• _What you are asked to do_
Give back the whole listing exactly as shown.

── Extracted information

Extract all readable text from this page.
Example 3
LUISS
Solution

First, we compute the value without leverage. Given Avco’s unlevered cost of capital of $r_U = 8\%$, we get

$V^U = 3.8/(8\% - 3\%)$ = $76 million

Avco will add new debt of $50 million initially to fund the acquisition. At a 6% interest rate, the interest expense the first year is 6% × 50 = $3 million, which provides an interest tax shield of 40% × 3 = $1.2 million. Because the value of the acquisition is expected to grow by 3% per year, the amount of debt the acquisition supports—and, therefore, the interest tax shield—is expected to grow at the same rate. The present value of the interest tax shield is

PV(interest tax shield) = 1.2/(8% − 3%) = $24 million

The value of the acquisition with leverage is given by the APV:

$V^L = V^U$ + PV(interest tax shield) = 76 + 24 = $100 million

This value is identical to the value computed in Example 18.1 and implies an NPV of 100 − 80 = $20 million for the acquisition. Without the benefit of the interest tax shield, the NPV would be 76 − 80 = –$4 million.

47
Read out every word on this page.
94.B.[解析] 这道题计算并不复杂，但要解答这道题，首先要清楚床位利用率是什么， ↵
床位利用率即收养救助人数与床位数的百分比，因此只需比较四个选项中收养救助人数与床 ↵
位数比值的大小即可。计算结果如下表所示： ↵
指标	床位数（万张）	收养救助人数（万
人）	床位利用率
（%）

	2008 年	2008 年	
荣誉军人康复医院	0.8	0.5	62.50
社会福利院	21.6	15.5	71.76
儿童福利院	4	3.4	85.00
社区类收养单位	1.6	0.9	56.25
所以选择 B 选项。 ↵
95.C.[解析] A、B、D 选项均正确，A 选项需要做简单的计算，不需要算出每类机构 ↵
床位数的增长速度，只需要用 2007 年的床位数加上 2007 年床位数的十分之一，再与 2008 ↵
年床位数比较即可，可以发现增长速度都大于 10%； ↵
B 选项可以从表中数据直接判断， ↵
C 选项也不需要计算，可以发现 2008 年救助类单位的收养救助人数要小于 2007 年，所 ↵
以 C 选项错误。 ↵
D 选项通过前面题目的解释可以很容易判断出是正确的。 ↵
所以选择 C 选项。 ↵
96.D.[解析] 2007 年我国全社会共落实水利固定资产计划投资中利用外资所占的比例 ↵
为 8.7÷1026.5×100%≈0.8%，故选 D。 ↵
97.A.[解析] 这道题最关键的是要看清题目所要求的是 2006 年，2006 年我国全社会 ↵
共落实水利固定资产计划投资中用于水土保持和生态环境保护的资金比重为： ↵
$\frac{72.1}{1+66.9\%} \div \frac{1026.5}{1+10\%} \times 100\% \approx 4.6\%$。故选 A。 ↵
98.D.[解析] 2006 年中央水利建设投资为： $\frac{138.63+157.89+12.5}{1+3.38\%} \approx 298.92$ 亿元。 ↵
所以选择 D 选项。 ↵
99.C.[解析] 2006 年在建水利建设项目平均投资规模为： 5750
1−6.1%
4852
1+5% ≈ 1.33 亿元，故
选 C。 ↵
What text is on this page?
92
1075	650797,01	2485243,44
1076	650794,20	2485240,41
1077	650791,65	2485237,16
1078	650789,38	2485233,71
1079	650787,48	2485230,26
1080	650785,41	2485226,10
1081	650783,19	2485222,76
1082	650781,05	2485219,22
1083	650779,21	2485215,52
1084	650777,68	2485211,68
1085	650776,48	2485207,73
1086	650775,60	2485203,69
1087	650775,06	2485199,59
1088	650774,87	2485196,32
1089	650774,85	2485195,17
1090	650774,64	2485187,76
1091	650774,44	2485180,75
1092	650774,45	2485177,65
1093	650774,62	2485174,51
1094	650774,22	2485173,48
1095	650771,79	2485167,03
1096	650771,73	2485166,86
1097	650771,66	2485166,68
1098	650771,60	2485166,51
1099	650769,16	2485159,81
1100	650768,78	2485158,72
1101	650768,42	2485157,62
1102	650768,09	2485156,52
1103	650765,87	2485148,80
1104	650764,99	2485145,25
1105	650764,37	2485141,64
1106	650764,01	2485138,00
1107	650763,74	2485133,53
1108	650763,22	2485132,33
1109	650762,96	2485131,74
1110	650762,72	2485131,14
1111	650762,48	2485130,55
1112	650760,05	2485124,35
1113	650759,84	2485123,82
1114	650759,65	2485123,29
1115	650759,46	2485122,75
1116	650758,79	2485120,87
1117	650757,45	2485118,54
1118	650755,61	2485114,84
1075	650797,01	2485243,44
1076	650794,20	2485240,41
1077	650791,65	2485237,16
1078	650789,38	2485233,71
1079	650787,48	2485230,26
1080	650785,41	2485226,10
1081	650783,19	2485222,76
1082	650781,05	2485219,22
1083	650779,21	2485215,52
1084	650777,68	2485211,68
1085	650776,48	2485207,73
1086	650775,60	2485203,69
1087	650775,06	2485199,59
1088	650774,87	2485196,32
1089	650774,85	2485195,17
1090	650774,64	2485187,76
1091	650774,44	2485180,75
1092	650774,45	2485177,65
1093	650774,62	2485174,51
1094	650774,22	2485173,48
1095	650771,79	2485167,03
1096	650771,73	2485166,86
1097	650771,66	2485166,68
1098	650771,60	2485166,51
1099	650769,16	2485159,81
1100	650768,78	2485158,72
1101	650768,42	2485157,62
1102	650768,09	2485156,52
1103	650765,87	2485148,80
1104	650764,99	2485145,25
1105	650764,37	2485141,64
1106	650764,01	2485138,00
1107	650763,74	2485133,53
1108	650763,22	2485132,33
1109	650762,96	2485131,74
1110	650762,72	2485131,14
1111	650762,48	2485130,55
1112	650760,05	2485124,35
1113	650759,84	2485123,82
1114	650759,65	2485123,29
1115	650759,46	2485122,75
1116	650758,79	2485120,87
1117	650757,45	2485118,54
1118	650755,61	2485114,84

────

• _Solution to the problem_
Extract all readable text from this page.
Example 3
LUISS
Solution

First, we compute the value without leverage. Given Avco’s unlevered cost of capital of $r_U = 8\%$, we get

$V^U = 3.8/(8\% - 3\%)$ = $76 million

Avco will add new debt of $50 million initially to fund the acquisition. At a 6% interest rate, the interest expense the first year is 6% × 50 = $3 million, which provides an interest tax shield of 40% × 3 = $1.2 million. Because the value of the acquisition is expected to grow by 3% per year, the amount of debt the acquisition supports—and, therefore, the interest tax shield—is expected to grow at the same rate. The present value of the interest tax shield is

PV(interest tax shield) = 1.2/(8% − 3%) = $24 million

The value of the acquisition with leverage is given by the APV:

$V^L = V^U$ + PV(interest tax shield) = 76 + 24 = $100 million

This value is identical to the value computed in Example 18.1 and implies an NPV of 100 − 80 = $20 million for the acquisition. Without the benefit of the interest tax shield, the NPV would be 76 − 80 = –$4 million.

47
Read out every word on this page.
94.B.[解析] 这道题计算并不复杂，但要解答这道题，首先要清楚床位利用率是什么， ↵
床位利用率即收养救助人数与床位数的百分比，因此只需比较四个选项中收养救助人数与床 ↵
位数比值的大小即可。计算结果如下表所示： ↵
指标	床位数（万张）	收养救助人数（万
人）	床位利用率
（%）

	2008 年	2008 年	
荣誉军人康复医院	0.8	0.5	62.50
社会福利院	21.6	15.5	71.76
儿童福利院	4	3.4	85.00
社区类收养单位	1.6	0.9	56.25
所以选择 B 选项。 ↵
95.C.[解析] A、B、D 选项均正确，A 选项需要做简单的计算，不需要算出每类机构 ↵
床位数的增长速度，只需要用 2007 年的床位数加上 2007 年床位数的十分之一，再与 2008 ↵
年床位数比较即可，可以发现增长速度都大于 10%； ↵
B 选项可以从表中数据直接判断， ↵
C 选项也不需要计算，可以发现 2008 年救助类单位的收养救助人数要小于 2007 年，所 ↵
以 C 选项错误。 ↵
D 选项通过前面题目的解释可以很容易判断出是正确的。 ↵
所以选择 C 选项。 ↵
96.D.[解析] 2007 年我国全社会共落实水利固定资产计划投资中利用外资所占的比例 ↵
为 8.7÷1026.5×100%≈0.8%，故选 D。 ↵
97.A.[解析] 这道题最关键的是要看清题目所要求的是 2006 年，2006 年我国全社会 ↵
共落实水利固定资产计划投资中用于水土保持和生态环境保护的资金比重为： ↵
$\frac{72.1}{1+66.9\%} \div \frac{1026.5}{1+10\%} \times 100\% \approx 4.6\%$。故选 A。 ↵
98.D.[解析] 2006 年中央水利建设投资为： $\frac{138.63+157.89+12.5}{1+3.38\%} \approx 298.92$ 亿元。 ↵
所以选择 D 选项。 ↵
99.C.[解析] 2006 年在建水利建设项目平均投资规模为： 5750
1−6.1%
4852
1+5% ≈ 1.33 亿元，故
选 C。 ↵
What text is on this page?
92
1075	650797,01	2485243,44
1076	650794,20	2485240,41
1077	650791,65	2485237,16
1078	650789,38	2485233,71
1079	650787,48	2485230,26
1080	650785,41	2485226,10
1081	650783,19	2485222,76
1082	650781,05	2485219,22
1083	650779,21	2485215,52
1084	650777,68	2485211,68
1085	650776,48	2485207,73
1086	650775,60	2485203,69
1087	650775,06	2485199,59
1088	650774,87	2485196,32
1089	650774,85	2485195,17
1090	650774,64	2485187,76
1091	650774,44	2485180,75
1092	650774,45	2485177,65
1093	650774,62	2485174,51
1094	650774,22	2485173,48
1095	650771,79	2485167,03
1096	650771,73	2485166,86
1097	650771,66	2485166,68
1098	650771,60	2485166,51
1099	650769,16	2485159,81
1100	650768,78	2485158,72
1101	650768,42	2485157,62
1102	650768,09	2485156,52
1103	650765,87	2485148,80
1104	650764,99	2485145,25
1105	650764,37	2485141,64
1106	650764,01	2485138,00
1107	650763,74	2485133,53
1108	650763,22	2485132,33
1109	650762,96	2485131,74
1110	650762,72	2485131,14
1111	650762,48	2485130,55
1112	650760,05	2485124,35
1113	650759,84	2485123,82
1114	650759,65	2485123,29
1115	650759,46	2485122,75
1116	650758,79	2485120,87
1117	650757,45	2485118,54
1118	650755,61	2485114,84
1075	650797,01	2485243,44
1076	650794,20	2485240,41
1077	650791,65	2485237,16
1078	650789,38	2485233,71
1079	650787,48	2485230,26
1080	650785,41	2485226,10
1081	650783,19	2485222,76
1082	650781,05	2485219,22
1083	650779,21	2485215,52
1084	650777,68	2485211,68
1085	650776,48	2485207,73
1086	650775,60	2485203,69
1087	650775,06	2485199,59
1088	650774,87	2485196,32
1089	650774,85	2485195,17
1090	650774,64	2485187,76
1091	650774,44	2485180,75
1092	650774,45	2485177,65
1093	650774,62	2485174,51
1094	650774,22	2485173,48
1095	650771,79	2485167,03
1096	650771,73	2485166,86
1097	650771,66	2485166,68
1098	650771,60	2485166,51
1099	650769,16	2485159,81
1100	650768,78	2485158,72
1101	650768,42	2485157,62
1102	650768,09	2485156,52
1103	650765,87	2485148,80
1104	650764,99	2485145,25
1105	650764,37	2485141,64
1106	650764,01	2485138,00
1107	650763,74	2485133,53
1108	650763,22	2485132,33
1109	650762,96	2485131,74
1110	650762,72	2485131,14
1111	650762,48	2485130,55
1112	650760,05	2485124,35
1113	650759,84	2485123,82
1114	650759,65	2485123,29
1115	650759,46	2485122,75
1116	650758,79	2485120,87
1117	650757,45	2485118,54
1118	650755,61	2485114,84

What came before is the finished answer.